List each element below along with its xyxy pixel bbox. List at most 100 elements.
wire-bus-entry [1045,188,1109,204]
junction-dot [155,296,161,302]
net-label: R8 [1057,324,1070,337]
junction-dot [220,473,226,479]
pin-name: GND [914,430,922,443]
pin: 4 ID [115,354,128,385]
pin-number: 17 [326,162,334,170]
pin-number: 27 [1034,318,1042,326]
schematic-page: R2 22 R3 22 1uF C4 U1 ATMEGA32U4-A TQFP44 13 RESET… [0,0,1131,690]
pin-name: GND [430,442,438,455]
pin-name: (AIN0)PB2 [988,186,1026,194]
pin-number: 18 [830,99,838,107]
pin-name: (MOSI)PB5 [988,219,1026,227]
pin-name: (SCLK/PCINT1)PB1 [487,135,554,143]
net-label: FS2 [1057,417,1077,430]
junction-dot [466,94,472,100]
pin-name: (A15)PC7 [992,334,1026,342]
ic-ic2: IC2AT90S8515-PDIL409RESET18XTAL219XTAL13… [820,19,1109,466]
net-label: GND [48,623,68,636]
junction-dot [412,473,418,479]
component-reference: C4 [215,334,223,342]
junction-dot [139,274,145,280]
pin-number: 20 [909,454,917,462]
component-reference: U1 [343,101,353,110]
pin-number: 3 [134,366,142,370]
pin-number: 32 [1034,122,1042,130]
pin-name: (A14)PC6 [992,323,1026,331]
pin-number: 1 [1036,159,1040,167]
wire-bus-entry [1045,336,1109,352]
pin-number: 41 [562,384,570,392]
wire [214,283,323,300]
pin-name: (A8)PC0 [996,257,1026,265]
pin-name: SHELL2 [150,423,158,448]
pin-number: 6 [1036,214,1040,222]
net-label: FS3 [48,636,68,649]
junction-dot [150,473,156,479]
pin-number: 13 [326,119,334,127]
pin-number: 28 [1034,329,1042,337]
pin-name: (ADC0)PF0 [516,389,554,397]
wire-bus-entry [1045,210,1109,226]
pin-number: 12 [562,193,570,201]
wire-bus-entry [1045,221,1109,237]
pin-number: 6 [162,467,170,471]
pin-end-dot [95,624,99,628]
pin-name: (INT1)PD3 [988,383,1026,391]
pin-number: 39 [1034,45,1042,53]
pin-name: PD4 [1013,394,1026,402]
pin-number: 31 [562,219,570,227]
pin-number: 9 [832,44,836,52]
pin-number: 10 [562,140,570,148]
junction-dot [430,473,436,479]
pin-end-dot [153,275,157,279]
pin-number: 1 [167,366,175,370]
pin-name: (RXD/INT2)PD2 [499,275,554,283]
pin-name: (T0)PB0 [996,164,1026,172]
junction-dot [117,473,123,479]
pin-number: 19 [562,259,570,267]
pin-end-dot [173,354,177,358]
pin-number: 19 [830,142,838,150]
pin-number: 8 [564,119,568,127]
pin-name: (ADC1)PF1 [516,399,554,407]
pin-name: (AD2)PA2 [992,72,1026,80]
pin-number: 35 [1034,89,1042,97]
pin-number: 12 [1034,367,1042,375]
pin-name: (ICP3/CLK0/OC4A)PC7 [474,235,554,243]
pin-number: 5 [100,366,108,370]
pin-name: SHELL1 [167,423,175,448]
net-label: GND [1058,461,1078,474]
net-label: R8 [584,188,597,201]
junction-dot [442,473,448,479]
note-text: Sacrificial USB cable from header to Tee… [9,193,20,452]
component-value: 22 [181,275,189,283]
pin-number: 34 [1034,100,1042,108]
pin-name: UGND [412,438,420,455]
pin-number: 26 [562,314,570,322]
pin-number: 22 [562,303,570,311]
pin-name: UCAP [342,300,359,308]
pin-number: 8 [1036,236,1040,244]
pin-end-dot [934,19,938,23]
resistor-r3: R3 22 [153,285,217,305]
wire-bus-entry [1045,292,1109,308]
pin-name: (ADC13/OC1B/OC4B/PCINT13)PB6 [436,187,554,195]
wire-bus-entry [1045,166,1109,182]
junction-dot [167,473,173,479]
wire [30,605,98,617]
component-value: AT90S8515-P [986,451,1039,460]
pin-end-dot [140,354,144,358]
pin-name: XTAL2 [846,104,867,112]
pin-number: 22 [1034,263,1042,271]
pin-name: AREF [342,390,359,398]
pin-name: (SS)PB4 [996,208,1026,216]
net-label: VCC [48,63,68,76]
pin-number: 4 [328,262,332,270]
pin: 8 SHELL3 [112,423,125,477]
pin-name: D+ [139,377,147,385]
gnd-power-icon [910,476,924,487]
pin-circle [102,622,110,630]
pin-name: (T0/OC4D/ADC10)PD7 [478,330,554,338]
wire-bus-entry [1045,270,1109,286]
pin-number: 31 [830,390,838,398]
....
Short task: Recast the rows from the start of the records through the line containing "pin-name: (ADC0)PF0 [516,389,554,397]" as a numbered list, leaving out blank lines and including both ends.

Answer for the task:
1. List each element below along with its xyxy pixel bbox. List at most 100 elements.
2. wire-bus-entry [1045,188,1109,204]
3. junction-dot [155,296,161,302]
4. net-label: R8 [1057,324,1070,337]
5. junction-dot [220,473,226,479]
6. pin-name: GND [914,430,922,443]
7. pin: 4 ID [115,354,128,385]
8. pin-number: 17 [326,162,334,170]
9. pin-number: 27 [1034,318,1042,326]
10. schematic-page: R2 22 R3 22 1uF C4 U1 ATMEGA32U4-A TQFP44 13 RESET… [0,0,1131,690]
11. pin-name: GND [430,442,438,455]
12. pin-name: (AIN0)PB2 [988,186,1026,194]
13. pin-number: 18 [830,99,838,107]
14. pin-name: (MOSI)PB5 [988,219,1026,227]
15. pin-name: (SCLK/PCINT1)PB1 [487,135,554,143]
16. net-label: FS2 [1057,417,1077,430]
17. junction-dot [466,94,472,100]
18. pin-name: (A15)PC7 [992,334,1026,342]
19. ic-ic2: IC2AT90S8515-PDIL409RESET18XTAL219XTAL13… [820,19,1109,466]
20. net-label: GND [48,623,68,636]
21. junction-dot [412,473,418,479]
22. component-reference: C4 [215,334,223,342]
23. junction-dot [139,274,145,280]
24. pin-number: 20 [909,454,917,462]
25. component-reference: U1 [343,101,353,110]
26. pin-number: 3 [134,366,142,370]
27. pin-number: 32 [1034,122,1042,130]
28. pin-name: (A14)PC6 [992,323,1026,331]
29. pin-number: 1 [1036,159,1040,167]
30. wire-bus-entry [1045,336,1109,352]
31. pin-number: 41 [562,384,570,392]
32. wire [214,283,323,300]
33. pin-name: (A8)PC0 [996,257,1026,265]
34. pin-name: SHELL2 [150,423,158,448]
35. pin-number: 6 [1036,214,1040,222]
36. net-label: FS3 [48,636,68,649]
37. junction-dot [150,473,156,479]
38. pin-number: 13 [326,119,334,127]
39. pin-number: 28 [1034,329,1042,337]
40. pin-name: (ADC0)PF0 [516,389,554,397]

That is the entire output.